Problem requirements:
Each line of the data that includes the string "color" is to be copied out.

(Figure collection entries)
========

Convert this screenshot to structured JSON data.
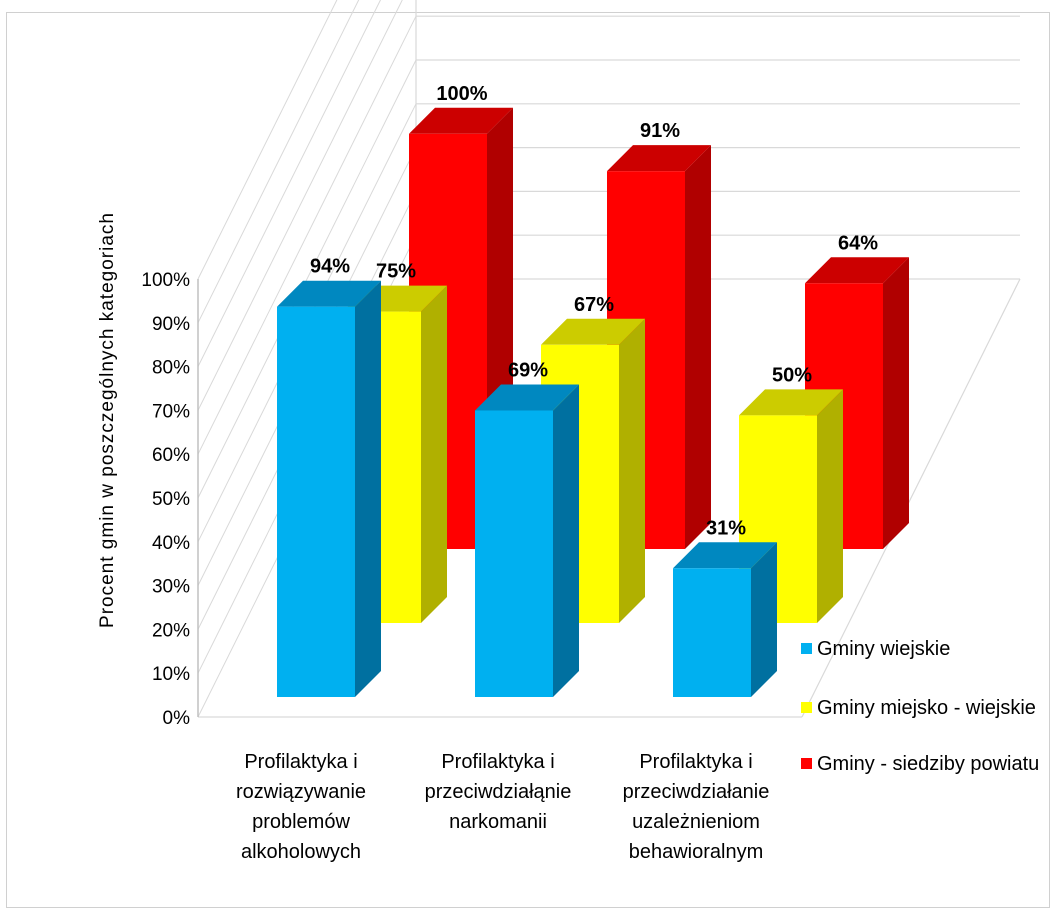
{
  "chart_data": {
    "type": "bar",
    "ylabel": "Procent  gmin w poszczególnych kategoriach",
    "ylim": [
      0,
      100
    ],
    "yticks": [
      "0%",
      "10%",
      "20%",
      "30%",
      "40%",
      "50%",
      "60%",
      "70%",
      "80%",
      "90%",
      "100%"
    ],
    "categories": [
      [
        "Profilaktyka i",
        "rozwiązywanie",
        "problemów",
        "alkoholowych"
      ],
      [
        "Profilaktyka i",
        "przeciwdziałąnie",
        "narkomanii"
      ],
      [
        "Profilaktyka i",
        "przeciwdziałanie",
        "uzależnieniom",
        "behawioralnym"
      ]
    ],
    "series": [
      {
        "name": "Gminy wiejskie",
        "values": [
          94,
          69,
          31
        ],
        "labels": [
          "94%",
          "69%",
          "31%"
        ],
        "color": "#00b0f0",
        "side": "#0070a0",
        "top": "#0088c0"
      },
      {
        "name": "Gminy miejsko - wiejskie",
        "values": [
          75,
          67,
          50
        ],
        "labels": [
          "75%",
          "67%",
          "50%"
        ],
        "color": "#ffff00",
        "side": "#b0b000",
        "top": "#cccc00"
      },
      {
        "name": "Gminy - siedziby powiatu",
        "values": [
          100,
          91,
          64
        ],
        "labels": [
          "100%",
          "91%",
          "64%"
        ],
        "color": "#ff0000",
        "side": "#b00000",
        "top": "#cc0000"
      }
    ],
    "legend_position": "bottom-right",
    "grid": true
  }
}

========

Exercise output:
        "color": "#00b0f0",
        "color": "#ffff00",
        "color": "#ff0000",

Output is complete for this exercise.